BEGIN Given data

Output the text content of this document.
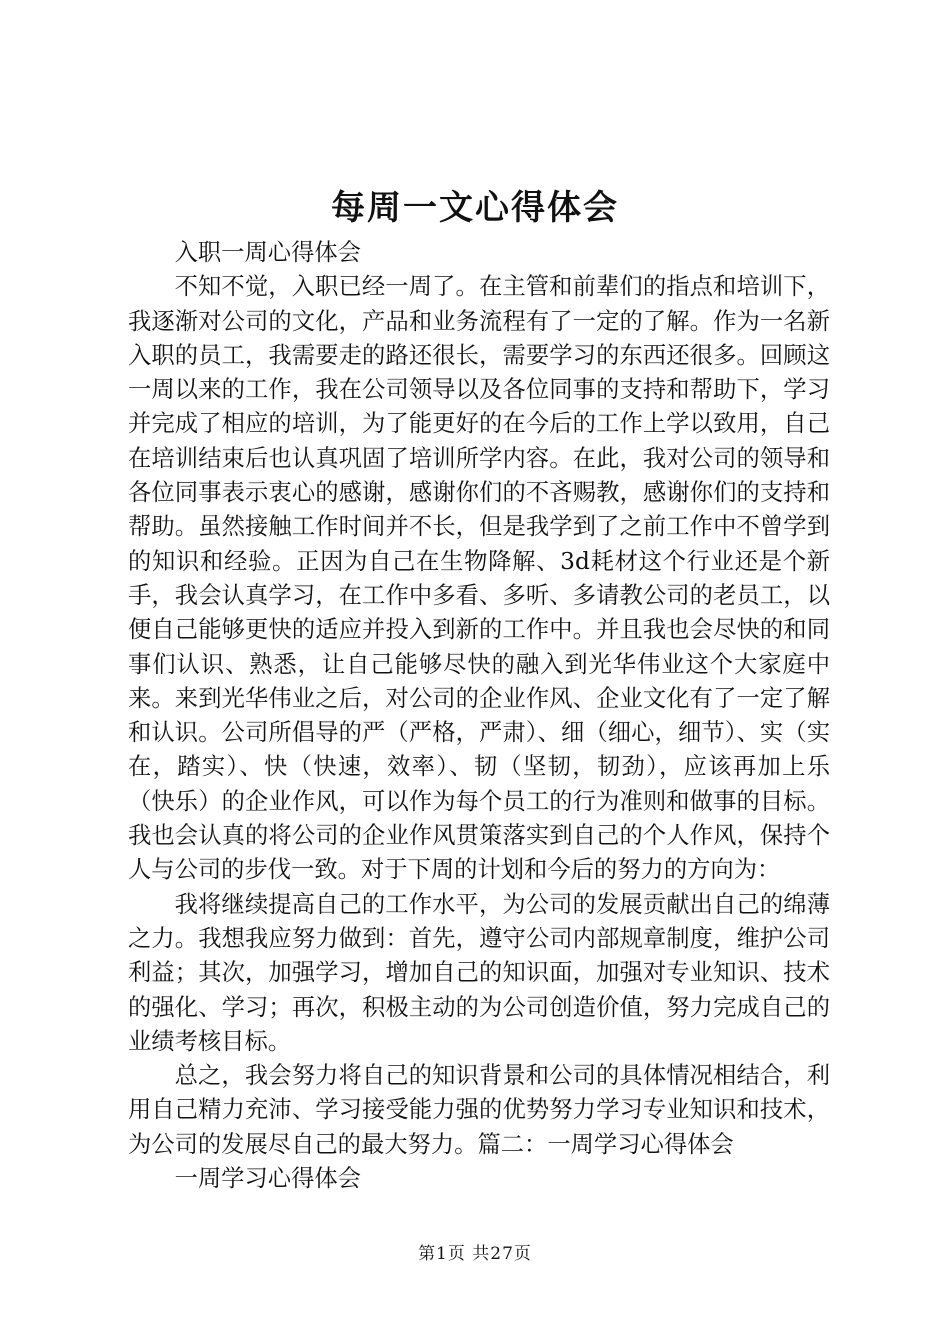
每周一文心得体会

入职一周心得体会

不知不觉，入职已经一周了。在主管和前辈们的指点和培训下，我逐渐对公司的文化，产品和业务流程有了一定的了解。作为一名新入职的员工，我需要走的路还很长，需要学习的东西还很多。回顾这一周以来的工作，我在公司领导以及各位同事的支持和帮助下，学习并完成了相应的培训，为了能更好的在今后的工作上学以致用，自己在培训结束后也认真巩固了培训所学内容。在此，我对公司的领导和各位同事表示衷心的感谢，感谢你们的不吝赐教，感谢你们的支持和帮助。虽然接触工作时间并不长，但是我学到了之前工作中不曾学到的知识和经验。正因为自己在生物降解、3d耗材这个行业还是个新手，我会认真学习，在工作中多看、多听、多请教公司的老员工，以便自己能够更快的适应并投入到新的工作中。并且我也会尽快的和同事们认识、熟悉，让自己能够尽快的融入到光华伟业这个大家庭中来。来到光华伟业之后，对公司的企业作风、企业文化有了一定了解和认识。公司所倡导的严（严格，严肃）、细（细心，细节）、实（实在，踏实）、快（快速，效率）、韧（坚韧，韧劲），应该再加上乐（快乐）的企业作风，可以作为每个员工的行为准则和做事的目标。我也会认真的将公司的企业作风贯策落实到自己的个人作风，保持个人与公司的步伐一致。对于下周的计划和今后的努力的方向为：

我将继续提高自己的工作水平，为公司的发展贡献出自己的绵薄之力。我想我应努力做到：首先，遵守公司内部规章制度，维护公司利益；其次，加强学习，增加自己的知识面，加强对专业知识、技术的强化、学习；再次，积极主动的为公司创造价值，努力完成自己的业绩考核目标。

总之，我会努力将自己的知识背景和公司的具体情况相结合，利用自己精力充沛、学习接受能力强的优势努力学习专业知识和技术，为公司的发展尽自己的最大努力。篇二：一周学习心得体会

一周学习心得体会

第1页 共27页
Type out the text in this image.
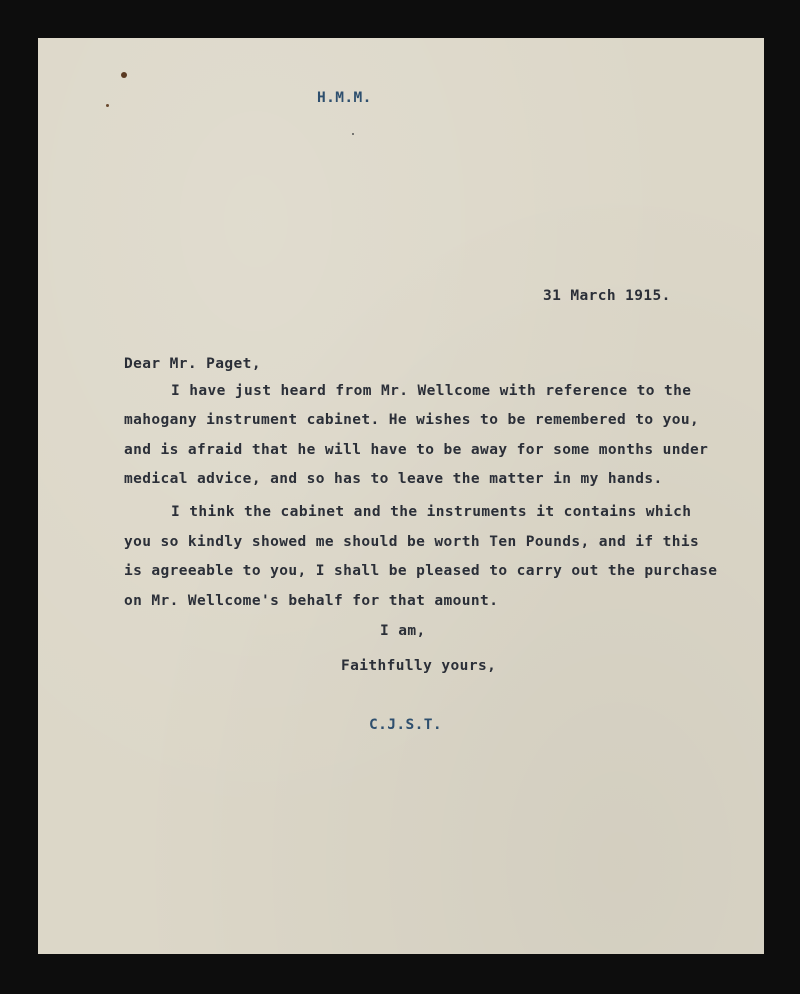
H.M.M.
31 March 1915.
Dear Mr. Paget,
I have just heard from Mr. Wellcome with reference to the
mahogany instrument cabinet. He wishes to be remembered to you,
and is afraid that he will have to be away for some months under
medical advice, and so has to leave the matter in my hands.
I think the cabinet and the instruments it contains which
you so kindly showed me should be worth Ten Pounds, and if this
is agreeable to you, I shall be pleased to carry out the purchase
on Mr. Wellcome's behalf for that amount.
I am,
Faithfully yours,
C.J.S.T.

END Given data
BEGIN Given data

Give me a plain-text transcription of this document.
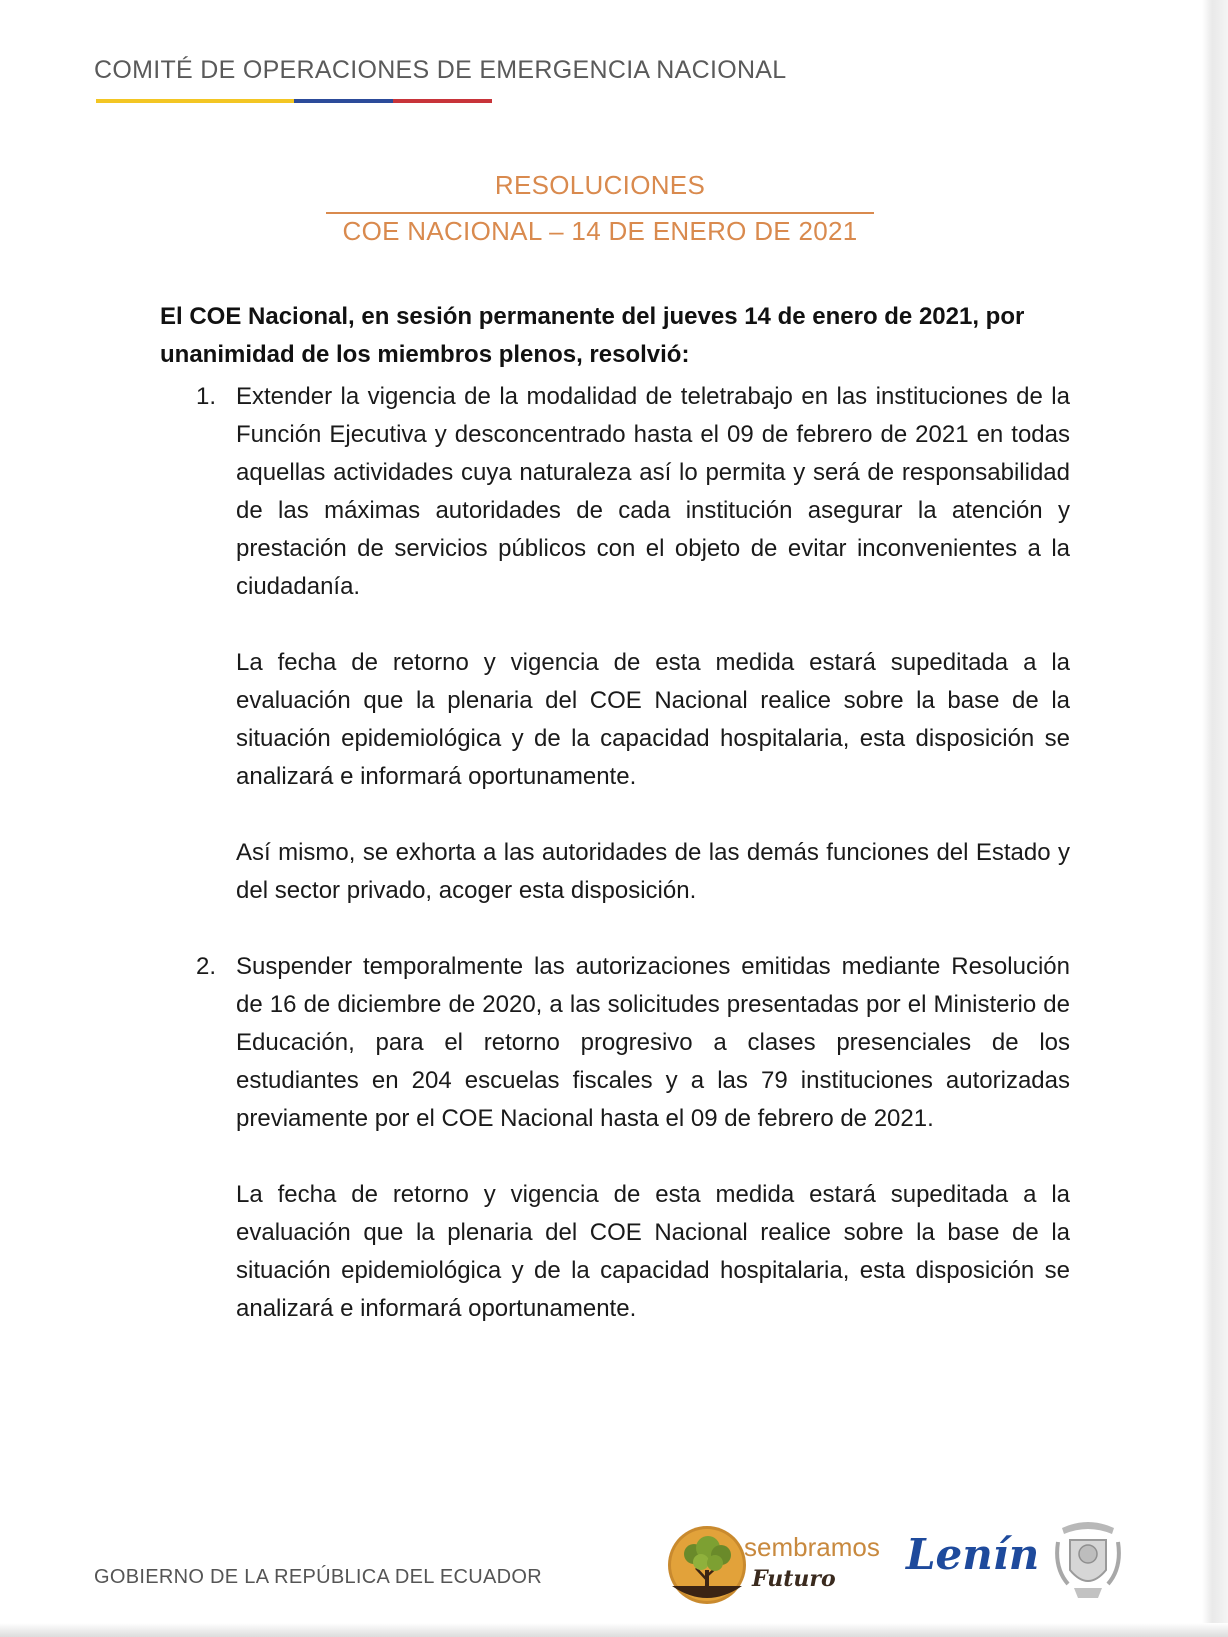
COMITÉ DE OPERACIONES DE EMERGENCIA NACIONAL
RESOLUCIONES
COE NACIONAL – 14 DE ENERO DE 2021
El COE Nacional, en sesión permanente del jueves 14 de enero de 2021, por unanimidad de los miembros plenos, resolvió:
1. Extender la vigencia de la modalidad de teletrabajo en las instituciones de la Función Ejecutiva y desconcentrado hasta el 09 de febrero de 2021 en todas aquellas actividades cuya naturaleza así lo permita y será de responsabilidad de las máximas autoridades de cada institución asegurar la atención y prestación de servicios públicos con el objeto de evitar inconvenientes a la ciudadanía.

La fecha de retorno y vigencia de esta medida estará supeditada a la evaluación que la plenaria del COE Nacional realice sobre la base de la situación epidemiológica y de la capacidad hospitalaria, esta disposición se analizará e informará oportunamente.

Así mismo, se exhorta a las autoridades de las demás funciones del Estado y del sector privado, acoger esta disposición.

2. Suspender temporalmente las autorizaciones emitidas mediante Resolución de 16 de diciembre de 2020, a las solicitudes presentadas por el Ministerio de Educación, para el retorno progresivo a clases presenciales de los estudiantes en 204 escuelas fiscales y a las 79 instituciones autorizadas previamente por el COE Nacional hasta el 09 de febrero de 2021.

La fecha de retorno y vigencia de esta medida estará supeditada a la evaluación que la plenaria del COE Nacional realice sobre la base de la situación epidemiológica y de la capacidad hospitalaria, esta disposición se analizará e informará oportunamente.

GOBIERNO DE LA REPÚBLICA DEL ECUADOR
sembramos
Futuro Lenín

END Given data

_Stated task_
Pull out all lines containing the word "have" from the entries above.

_Written solution_
I have just heard from Mr. Wellcome with reference to the
and is afraid that he will have to be away for some months under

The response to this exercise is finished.